Exercise goal
Could you reproduce, word for word, everything in the field-trip essay below from "Listening made me" down to "a field trip."?

#### Source document

Listening made me think of the same thing as when I first came across their work in college: the time I'd had my heart broken in middle school while on a field trip.

Our school's band had gone to compete in a state-wide festival. I think we messed up pretty badly, but that's not the part that sticks with me. On our way home, I'd been sitting toward the back of the bus with a small group of friends. As kids do, we were playing a game called Never Have I Ever. Everyone holds up 10 fingers, someone says something they've never done, and those who actually have done it put a finger down. The first to zero loses.

One of the other players was, by all accounts, really cool. He and I were friends. We played on the same basketball team and went to the same summer camp together. We even car-pooled and swapped music playlists. So when he said "never have I ever questioned my sexuality", and looked right at me, I froze.

He didn't say it with curiosity. This was a smugly delivered statement—a devastating blow to anyone who'd dare put a finger down. Suddenly, I became very aware of the others. They'd shrugged nonchalantly while I'd been doing some hurried social math. I worried about lying, but I worried more about telling the truth. Because I had questioned my sexuality. Quite a bit, actually. It was dark outside during the bus ride, but still I wondered if anyone had seen my hesitation before I visibly kept my fingers up.

########
#### Given data

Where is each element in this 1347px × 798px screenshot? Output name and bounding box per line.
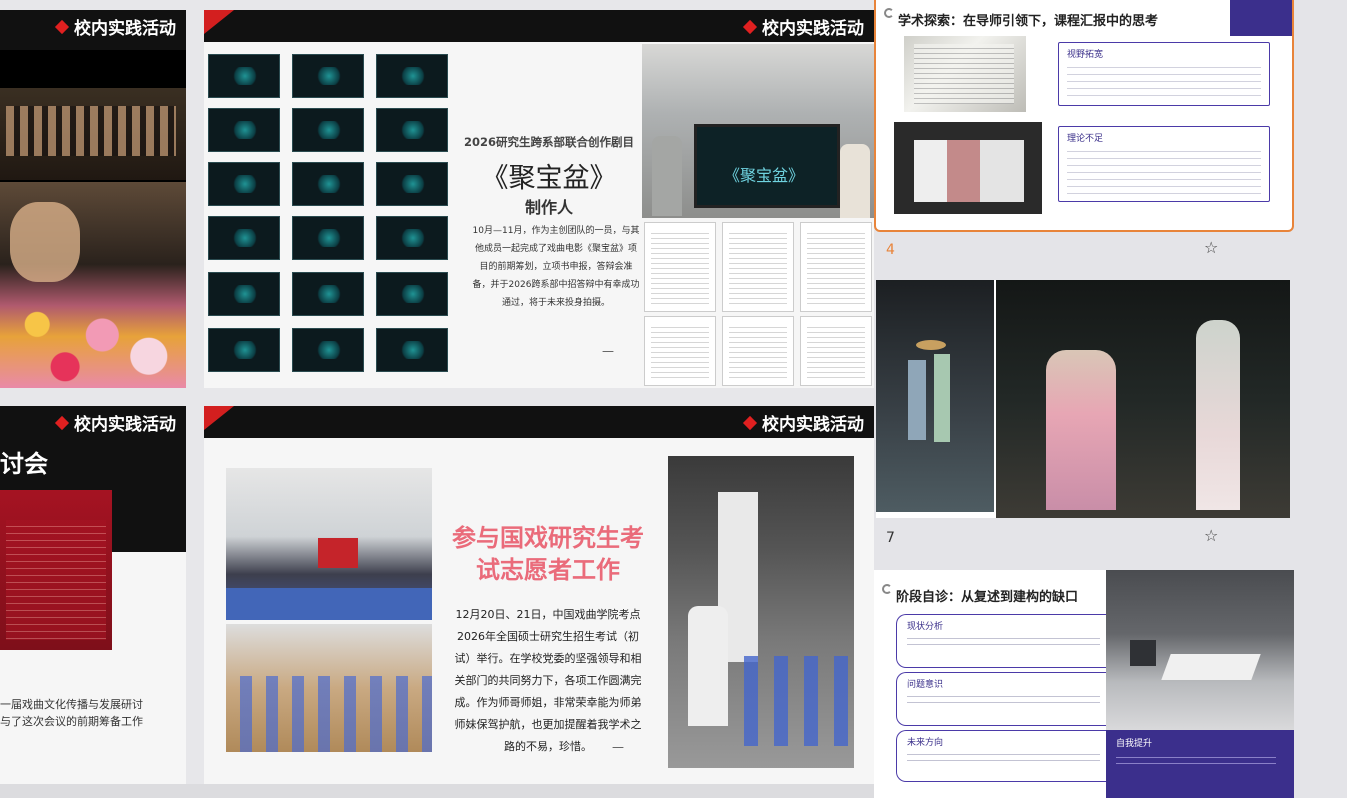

########

Exercise answer
Listening made me think of the same thing as when I first came across their work in college: the time I'd had my heart broken in middle school while on a field trip.